*Problem requirements:*
Reproduce the listing below word for word, with no pictures.

*Data:*
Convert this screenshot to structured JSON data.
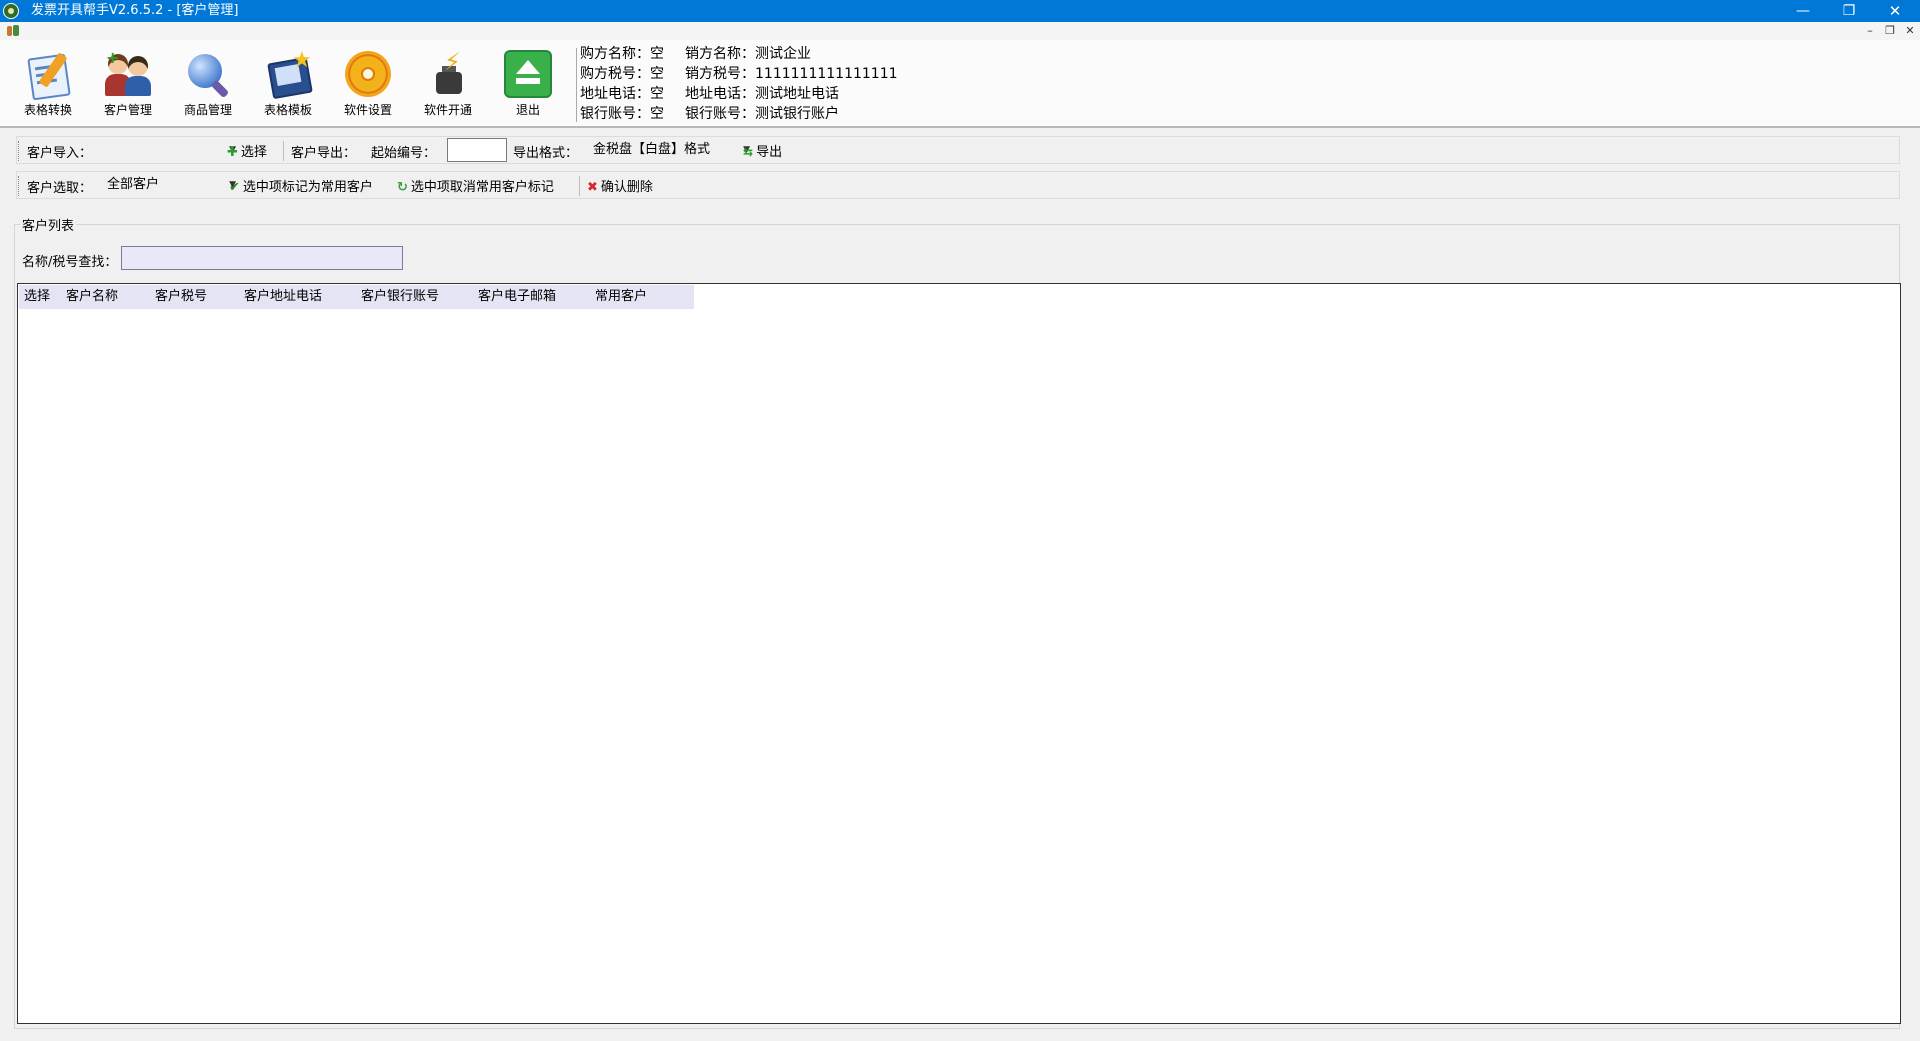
{
  "window": {
    "title": "发票开具帮手V2.6.5.2  - [客户管理]",
    "minimize_glyph": "—",
    "maximize_glyph": "❐",
    "close_glyph": "✕"
  },
  "mdi": {
    "min": "–",
    "restore": "❐",
    "close": "✕"
  },
  "toolbar": {
    "buttons": [
      {
        "label": "表格转换",
        "icon": "sheet-convert-icon"
      },
      {
        "label": "客户管理",
        "icon": "client-icon"
      },
      {
        "label": "商品管理",
        "icon": "goods-icon"
      },
      {
        "label": "表格模板",
        "icon": "template-icon"
      },
      {
        "label": "软件设置",
        "icon": "settings-gear-icon"
      },
      {
        "label": "软件开通",
        "icon": "activate-icon"
      },
      {
        "label": "退出",
        "icon": "exit-icon"
      }
    ]
  },
  "info": {
    "buyer": [
      {
        "label": "购方名称：",
        "value": "空"
      },
      {
        "label": "购方税号：",
        "value": "空"
      },
      {
        "label": "地址电话：",
        "value": "空"
      },
      {
        "label": "银行账号：",
        "value": "空"
      }
    ],
    "seller": [
      {
        "label": "销方名称：",
        "value": "测试企业"
      },
      {
        "label": "销方税号：",
        "value": "1111111111111111"
      },
      {
        "label": "地址电话：",
        "value": "测试地址电话"
      },
      {
        "label": "银行账号：",
        "value": "测试银行账户"
      }
    ]
  },
  "import_row": {
    "import_label": "客户导入：",
    "import_value": "",
    "select_btn": "选择",
    "export_label": "客户导出：",
    "start_no_label": "起始编号：",
    "start_no_value": "",
    "format_label": "导出格式：",
    "format_value": "金税盘【白盘】格式",
    "export_btn": "导出"
  },
  "pick_row": {
    "pick_label": "客户选取：",
    "pick_value": "全部客户",
    "mark_btn": "选中项标记为常用客户",
    "unmark_btn": "选中项取消常用客户标记",
    "delete_btn": "确认删除"
  },
  "list": {
    "group_title": "客户列表",
    "search_label": "名称/税号查找：",
    "search_value": "",
    "columns": [
      "选择",
      "客户名称",
      "客户税号",
      "客户地址电话",
      "客户银行账号",
      "客户电子邮箱",
      "常用客户"
    ]
  },
  "colors": {
    "titlebar": "#0078d7",
    "header": "#e4e4f4"
  }
}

*Exercise solution:*
Convert this screenshot to structured JSON data.
{
  "window": {
    "title": "发票开具帮手V2.6.5.2  - [客户管理]",
    "minimize_glyph": "—",
    "maximize_glyph": "❐",
    "close_glyph": "✕"
  },
  "mdi": {
    "min": "–",
    "restore": "❐",
    "close": "✕"
  },
  "toolbar": {
    "buttons": [
      {
        "label": "表格转换",
        "icon": "sheet-convert-icon"
      },
      {
        "label": "客户管理",
        "icon": "client-icon"
      },
      {
        "label": "商品管理",
        "icon": "goods-icon"
      },
      {
        "label": "表格模板",
        "icon": "template-icon"
      },
      {
        "label": "软件设置",
        "icon": "settings-gear-icon"
      },
      {
        "label": "软件开通",
        "icon": "activate-icon"
      },
      {
        "label": "退出",
        "icon": "exit-icon"
      }
    ]
  },
  "info": {
    "buyer": [
      {
        "label": "购方名称：",
        "value": "空"
      },
      {
        "label": "购方税号：",
        "value": "空"
      },
      {
        "label": "地址电话：",
        "value": "空"
      },
      {
        "label": "银行账号：",
        "value": "空"
      }
    ],
    "seller": [
      {
        "label": "销方名称：",
        "value": "测试企业"
      },
      {
        "label": "销方税号：",
        "value": "1111111111111111"
      },
      {
        "label": "地址电话：",
        "value": "测试地址电话"
      },
      {
        "label": "银行账号：",
        "value": "测试银行账户"
      }
    ]
  },
  "import_row": {
    "import_label": "客户导入：",
    "import_value": "",
    "select_btn": "选择",
    "export_label": "客户导出：",
    "start_no_label": "起始编号：",
    "start_no_value": "",
    "format_label": "导出格式：",
    "format_value": "金税盘【白盘】格式",
    "export_btn": "导出"
  },
  "pick_row": {
    "pick_label": "客户选取：",
    "pick_value": "全部客户",
    "mark_btn": "选中项标记为常用客户",
    "unmark_btn": "选中项取消常用客户标记",
    "delete_btn": "确认删除"
  },
  "list": {
    "group_title": "客户列表",
    "search_label": "名称/税号查找：",
    "search_value": "",
    "columns": [
      "选择",
      "客户名称",
      "客户税号",
      "客户地址电话",
      "客户银行账号",
      "客户电子邮箱",
      "常用客户"
    ]
  },
  "colors": {
    "titlebar": "#0078d7",
    "header": "#e4e4f4"
  }
}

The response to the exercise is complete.